== Text provided

Washington Spirit 0-1 Houston Dash: Random thoughts

Houston is not that bad.

Yes, the Dash lost 5-1 to Seattle, which lost 3-0 to Boston. It’s an unpredictable league. If you want predictability, watch the Celtic men or Lyon’s women demolish their domestic leagues.

Anyway …

Kealia Ohai was a monster. Her goal, which Washington defender Estelle Johnson simply called “a great play by a great player,” wasn’t even her best play of the game. She was a constant threat down the left wing and put the “track” in “tracking back.” She’s a blur at top speed, even on a hot night in the D.C. exurbs. “It’s a lot of running, but I think that’s my strength,” she said in an early nomination for Understatement of the Week. And she likely would’ve contributed to another goal or two if not for …

– Estelle Johnson, who is having a breakout season at age 28. She managed to get forward and spark the Spirit’s second-half attack even while racing back to deal with the consistent threat of Ohai. She says she’s working on getting forward — “it’s something new that I’m learning” — which is certainly easier when the Spirit abandon the three-back system and go with four. “I’m just constantly a student of the game. I think my mentality from last year to this year is different — more positive and more confident.”

“She’s awesome,” Ohai said.

– Ohai and Rachel Daly were unable to offer any sort of explanation for their goal celebration, in which Daly winds up and tosses an imaginary softball and Ohai hits it out of the park. They simply started doing it out of the blue in preseason, and it stuck. Daly is from England and says she has never played softball. Go figure.

– The Spirit played timidly in the first half. Johnson said it’s something they need to address. (I saw a youth soccer team play timidly and lose 6-0 earlier today on the first part of my Complete Loop Around The Beltway, so it could’ve been worse.)

====

Exercise requirements
1. In the match recap, what was the score when the Dash lost to Seattle?
2. List every team or club the match recap names.
3. Retype the passage of the match recap between "Houston is not" and "their domestic leagues.", inclusive.

== Given entries

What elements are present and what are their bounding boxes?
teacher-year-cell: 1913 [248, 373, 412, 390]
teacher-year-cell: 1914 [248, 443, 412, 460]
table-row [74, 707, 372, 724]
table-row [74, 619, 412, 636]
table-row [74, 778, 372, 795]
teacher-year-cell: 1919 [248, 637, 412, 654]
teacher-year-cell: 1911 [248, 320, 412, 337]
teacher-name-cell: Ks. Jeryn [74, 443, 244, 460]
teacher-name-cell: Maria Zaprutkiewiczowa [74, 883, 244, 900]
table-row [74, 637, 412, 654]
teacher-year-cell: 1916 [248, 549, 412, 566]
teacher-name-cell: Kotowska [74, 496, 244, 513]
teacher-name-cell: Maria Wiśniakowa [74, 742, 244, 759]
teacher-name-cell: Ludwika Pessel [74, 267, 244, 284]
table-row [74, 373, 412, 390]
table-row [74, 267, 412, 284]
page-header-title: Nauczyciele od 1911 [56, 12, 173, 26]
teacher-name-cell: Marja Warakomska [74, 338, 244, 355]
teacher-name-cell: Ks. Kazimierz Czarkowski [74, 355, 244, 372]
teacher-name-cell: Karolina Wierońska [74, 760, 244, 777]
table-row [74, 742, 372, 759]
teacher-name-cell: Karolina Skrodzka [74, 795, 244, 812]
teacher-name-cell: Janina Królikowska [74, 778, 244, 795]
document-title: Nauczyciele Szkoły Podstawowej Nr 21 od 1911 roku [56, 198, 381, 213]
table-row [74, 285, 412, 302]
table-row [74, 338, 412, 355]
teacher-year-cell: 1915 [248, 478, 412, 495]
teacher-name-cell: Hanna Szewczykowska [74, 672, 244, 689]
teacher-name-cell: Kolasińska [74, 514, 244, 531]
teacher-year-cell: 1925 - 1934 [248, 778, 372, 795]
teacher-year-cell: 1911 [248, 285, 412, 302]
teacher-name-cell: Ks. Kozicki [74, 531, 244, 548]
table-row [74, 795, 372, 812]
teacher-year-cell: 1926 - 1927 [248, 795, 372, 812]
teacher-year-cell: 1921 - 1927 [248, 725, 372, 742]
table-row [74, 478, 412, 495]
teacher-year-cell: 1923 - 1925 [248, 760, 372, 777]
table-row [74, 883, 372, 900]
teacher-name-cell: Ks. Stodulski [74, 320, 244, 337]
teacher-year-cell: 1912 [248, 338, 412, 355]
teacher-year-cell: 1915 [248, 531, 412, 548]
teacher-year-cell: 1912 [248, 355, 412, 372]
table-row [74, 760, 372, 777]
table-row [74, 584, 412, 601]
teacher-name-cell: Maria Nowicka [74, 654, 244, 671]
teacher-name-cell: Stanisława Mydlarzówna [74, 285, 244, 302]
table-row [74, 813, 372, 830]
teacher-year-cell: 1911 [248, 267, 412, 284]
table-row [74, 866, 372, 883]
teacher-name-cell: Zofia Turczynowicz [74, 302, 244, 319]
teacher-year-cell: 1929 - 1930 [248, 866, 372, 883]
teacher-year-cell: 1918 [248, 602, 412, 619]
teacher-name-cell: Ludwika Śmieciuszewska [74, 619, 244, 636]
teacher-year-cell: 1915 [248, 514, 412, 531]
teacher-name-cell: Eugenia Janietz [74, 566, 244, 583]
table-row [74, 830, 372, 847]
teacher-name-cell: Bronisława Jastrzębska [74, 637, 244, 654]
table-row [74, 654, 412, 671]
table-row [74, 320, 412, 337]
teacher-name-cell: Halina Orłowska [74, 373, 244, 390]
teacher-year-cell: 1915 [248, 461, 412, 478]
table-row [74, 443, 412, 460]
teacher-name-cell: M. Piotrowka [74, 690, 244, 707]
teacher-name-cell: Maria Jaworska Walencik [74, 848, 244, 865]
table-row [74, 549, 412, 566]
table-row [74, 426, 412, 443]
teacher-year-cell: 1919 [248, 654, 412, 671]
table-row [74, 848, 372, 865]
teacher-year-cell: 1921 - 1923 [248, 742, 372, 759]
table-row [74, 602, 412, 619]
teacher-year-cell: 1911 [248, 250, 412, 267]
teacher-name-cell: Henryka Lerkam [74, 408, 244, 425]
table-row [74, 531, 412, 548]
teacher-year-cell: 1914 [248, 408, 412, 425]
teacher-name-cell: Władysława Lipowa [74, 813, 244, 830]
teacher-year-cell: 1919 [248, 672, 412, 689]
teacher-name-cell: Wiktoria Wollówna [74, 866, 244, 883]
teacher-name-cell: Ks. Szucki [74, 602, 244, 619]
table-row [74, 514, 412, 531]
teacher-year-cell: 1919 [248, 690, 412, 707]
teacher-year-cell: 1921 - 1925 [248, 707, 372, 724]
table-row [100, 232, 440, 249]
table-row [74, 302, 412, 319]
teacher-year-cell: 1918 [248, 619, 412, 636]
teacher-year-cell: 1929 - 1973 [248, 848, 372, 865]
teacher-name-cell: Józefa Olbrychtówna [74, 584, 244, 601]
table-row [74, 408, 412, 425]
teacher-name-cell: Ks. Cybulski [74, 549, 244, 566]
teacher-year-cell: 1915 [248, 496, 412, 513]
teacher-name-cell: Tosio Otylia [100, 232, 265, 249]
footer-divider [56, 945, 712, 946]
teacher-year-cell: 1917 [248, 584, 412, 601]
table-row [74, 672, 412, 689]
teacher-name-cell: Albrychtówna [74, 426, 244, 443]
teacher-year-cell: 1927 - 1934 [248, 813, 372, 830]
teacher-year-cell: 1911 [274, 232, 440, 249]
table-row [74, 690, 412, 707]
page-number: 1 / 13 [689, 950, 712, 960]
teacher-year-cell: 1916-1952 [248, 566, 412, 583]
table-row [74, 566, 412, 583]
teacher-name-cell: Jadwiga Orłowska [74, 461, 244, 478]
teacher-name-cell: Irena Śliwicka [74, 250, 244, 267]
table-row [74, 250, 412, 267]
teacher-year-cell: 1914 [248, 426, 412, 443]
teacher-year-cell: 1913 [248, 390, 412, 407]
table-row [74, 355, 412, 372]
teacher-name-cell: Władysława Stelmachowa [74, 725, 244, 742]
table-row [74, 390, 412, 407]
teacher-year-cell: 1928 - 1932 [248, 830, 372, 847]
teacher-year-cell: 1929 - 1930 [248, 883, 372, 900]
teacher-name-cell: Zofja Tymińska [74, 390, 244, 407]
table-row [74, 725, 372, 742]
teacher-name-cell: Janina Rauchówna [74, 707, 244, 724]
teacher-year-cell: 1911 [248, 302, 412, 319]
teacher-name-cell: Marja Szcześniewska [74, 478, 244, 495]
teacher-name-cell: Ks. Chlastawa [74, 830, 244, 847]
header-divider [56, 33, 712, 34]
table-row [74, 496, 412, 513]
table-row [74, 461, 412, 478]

====

Task solutions
1. The Dash lost 5-1 to Seattle.

2. Washington Spirit, Houston Dash, Seattle, Boston, Celtic, Lyon

3.
Houston is not that bad.

Yes, the Dash lost 5-1 to Seattle, which lost 3-0 to Boston. It’s an unpredictable league. If you want predictability, watch the Celtic men or Lyon’s women demolish their domestic leagues.